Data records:
[start]
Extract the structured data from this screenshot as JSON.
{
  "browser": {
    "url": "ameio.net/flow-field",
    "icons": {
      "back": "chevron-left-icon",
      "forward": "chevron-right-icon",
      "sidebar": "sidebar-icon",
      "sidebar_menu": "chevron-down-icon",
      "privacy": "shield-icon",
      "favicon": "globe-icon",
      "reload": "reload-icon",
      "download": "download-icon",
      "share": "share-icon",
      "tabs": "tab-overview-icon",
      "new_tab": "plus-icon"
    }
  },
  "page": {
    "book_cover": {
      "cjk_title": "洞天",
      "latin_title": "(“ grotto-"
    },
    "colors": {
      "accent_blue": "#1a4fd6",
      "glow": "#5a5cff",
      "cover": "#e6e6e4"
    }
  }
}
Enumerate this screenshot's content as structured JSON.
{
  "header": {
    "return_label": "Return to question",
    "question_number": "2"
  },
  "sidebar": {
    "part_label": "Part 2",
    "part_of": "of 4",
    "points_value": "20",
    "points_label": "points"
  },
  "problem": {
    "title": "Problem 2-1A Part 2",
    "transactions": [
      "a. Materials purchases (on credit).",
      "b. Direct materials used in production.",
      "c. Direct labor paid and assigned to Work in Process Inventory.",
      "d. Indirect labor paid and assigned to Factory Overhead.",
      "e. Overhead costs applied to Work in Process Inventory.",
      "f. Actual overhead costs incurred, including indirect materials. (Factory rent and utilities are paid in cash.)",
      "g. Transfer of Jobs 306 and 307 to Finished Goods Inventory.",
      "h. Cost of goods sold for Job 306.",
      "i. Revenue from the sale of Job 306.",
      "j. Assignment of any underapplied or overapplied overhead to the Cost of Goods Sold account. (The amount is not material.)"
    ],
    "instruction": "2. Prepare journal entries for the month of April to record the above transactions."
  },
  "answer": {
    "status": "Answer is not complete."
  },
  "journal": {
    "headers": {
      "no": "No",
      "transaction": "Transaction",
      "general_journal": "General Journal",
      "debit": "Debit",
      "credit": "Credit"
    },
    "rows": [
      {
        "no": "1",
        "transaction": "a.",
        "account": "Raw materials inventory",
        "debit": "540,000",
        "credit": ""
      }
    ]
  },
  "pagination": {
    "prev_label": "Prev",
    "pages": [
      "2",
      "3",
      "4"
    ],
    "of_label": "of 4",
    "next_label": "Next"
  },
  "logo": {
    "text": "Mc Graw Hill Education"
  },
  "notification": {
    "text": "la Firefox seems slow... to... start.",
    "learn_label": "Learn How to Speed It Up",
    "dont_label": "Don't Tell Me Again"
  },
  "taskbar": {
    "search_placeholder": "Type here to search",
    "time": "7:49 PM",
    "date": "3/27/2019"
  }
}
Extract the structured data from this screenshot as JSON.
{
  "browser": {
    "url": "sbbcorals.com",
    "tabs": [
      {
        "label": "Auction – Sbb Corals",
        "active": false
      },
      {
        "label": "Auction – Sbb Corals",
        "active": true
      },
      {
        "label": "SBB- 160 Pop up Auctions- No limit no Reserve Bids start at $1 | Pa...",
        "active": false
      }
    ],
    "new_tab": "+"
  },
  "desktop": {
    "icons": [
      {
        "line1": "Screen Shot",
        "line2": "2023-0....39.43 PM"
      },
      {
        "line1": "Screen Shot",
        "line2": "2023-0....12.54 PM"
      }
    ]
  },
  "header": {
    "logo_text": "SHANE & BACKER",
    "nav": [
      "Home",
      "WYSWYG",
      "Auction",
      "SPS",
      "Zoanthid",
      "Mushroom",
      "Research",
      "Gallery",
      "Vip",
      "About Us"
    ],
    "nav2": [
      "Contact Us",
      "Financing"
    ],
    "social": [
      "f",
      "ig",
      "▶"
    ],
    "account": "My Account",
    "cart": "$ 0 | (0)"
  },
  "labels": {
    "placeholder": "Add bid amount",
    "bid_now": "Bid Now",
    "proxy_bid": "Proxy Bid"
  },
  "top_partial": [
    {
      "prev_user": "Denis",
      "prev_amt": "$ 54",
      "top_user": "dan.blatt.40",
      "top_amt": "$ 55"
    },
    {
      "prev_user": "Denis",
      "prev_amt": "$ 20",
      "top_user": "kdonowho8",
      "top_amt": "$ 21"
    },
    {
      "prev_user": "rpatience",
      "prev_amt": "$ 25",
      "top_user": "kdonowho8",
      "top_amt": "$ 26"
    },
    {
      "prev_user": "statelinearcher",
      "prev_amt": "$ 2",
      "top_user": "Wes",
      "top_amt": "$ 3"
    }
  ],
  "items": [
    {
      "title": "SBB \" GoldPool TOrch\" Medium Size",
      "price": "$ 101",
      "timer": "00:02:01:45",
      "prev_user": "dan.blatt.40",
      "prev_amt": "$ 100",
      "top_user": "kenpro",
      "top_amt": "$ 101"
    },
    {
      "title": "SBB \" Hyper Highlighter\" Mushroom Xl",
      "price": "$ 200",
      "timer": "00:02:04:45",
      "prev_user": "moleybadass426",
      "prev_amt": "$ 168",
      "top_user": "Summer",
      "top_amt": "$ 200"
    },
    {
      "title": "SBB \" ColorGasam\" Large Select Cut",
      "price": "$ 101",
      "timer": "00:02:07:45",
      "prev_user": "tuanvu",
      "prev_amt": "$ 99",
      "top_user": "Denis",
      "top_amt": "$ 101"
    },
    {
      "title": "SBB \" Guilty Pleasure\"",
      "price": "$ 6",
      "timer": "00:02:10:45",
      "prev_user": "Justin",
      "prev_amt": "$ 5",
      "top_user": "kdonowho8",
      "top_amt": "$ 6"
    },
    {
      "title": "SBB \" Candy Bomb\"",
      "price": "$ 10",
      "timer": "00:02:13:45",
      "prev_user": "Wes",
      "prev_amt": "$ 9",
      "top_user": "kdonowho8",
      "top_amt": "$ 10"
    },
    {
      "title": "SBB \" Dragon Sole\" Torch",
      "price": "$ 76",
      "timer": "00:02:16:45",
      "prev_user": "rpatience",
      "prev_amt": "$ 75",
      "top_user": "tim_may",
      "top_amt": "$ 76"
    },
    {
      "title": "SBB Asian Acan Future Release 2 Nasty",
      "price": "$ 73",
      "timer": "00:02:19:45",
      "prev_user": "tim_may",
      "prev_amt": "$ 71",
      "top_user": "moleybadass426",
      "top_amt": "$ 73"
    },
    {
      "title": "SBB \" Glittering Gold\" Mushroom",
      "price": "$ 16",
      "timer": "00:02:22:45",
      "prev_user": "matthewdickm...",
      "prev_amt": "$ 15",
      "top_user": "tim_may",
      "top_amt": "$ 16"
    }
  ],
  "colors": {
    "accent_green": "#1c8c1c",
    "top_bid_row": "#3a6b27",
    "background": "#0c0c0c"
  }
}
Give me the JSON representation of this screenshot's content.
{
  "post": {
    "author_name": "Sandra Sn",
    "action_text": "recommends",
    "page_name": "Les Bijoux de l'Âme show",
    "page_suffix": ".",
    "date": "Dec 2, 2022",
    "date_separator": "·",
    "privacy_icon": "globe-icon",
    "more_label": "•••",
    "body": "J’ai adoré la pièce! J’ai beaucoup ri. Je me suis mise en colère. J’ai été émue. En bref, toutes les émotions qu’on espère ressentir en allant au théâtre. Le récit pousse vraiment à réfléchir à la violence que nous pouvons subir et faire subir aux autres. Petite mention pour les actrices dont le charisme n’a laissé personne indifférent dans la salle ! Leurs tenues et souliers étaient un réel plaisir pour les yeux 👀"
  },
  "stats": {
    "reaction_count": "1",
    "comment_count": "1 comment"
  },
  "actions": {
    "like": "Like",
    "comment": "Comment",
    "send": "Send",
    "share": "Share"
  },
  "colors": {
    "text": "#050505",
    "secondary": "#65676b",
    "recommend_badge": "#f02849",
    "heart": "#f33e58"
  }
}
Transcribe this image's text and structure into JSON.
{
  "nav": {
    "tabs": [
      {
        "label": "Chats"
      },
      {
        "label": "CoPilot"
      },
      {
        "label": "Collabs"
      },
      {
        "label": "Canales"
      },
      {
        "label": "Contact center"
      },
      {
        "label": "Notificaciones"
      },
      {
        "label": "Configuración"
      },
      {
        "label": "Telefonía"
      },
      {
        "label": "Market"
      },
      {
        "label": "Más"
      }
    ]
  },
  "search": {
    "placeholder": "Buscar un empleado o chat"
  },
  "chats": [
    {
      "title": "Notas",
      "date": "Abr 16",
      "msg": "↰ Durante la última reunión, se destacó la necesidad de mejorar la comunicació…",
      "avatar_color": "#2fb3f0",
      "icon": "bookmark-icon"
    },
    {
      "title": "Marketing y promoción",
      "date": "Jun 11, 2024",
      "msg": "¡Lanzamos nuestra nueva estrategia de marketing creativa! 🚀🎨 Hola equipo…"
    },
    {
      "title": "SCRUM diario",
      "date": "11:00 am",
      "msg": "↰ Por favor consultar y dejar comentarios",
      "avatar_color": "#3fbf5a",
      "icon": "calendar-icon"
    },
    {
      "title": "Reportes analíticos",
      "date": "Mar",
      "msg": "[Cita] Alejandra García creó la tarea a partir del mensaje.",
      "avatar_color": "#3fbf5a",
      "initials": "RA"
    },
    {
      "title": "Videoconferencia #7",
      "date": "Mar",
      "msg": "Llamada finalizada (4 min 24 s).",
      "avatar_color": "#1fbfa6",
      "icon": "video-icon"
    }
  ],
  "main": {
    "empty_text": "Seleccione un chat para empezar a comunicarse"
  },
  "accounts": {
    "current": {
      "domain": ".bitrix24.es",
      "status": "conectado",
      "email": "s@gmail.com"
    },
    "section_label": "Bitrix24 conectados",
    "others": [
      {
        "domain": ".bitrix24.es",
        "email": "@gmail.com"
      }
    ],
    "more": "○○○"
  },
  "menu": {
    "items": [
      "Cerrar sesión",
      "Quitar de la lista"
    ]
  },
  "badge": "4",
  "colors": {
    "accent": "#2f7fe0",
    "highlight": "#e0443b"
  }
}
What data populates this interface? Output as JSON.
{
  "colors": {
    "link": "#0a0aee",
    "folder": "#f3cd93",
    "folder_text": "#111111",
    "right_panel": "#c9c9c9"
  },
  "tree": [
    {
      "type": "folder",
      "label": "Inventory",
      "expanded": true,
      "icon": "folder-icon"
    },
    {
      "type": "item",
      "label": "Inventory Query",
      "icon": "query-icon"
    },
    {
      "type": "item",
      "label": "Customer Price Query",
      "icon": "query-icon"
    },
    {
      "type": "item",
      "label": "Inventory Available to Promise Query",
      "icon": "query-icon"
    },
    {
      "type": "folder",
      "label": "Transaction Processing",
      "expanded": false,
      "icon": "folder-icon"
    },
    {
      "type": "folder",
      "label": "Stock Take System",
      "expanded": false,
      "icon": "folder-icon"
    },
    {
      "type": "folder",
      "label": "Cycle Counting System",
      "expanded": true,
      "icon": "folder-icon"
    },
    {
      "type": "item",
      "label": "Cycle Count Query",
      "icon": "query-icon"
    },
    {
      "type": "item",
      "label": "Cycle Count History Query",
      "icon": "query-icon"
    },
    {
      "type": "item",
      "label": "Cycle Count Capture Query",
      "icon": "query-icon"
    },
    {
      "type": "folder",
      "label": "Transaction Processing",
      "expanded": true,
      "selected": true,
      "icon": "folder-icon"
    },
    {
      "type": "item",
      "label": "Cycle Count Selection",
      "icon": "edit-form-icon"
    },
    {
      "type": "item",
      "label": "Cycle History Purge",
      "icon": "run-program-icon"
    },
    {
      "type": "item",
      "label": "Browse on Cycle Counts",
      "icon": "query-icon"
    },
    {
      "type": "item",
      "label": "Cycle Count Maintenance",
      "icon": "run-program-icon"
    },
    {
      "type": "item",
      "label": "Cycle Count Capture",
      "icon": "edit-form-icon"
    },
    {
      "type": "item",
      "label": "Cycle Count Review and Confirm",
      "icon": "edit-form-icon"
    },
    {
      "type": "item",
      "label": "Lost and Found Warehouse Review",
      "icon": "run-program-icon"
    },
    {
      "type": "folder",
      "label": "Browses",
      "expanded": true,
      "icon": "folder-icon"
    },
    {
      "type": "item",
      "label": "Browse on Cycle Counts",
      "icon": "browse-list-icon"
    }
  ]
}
[end]
Request — Looking at the entries above, say how many lines contain the word "Mushroom". Only the number is wanted.

Task solution — 3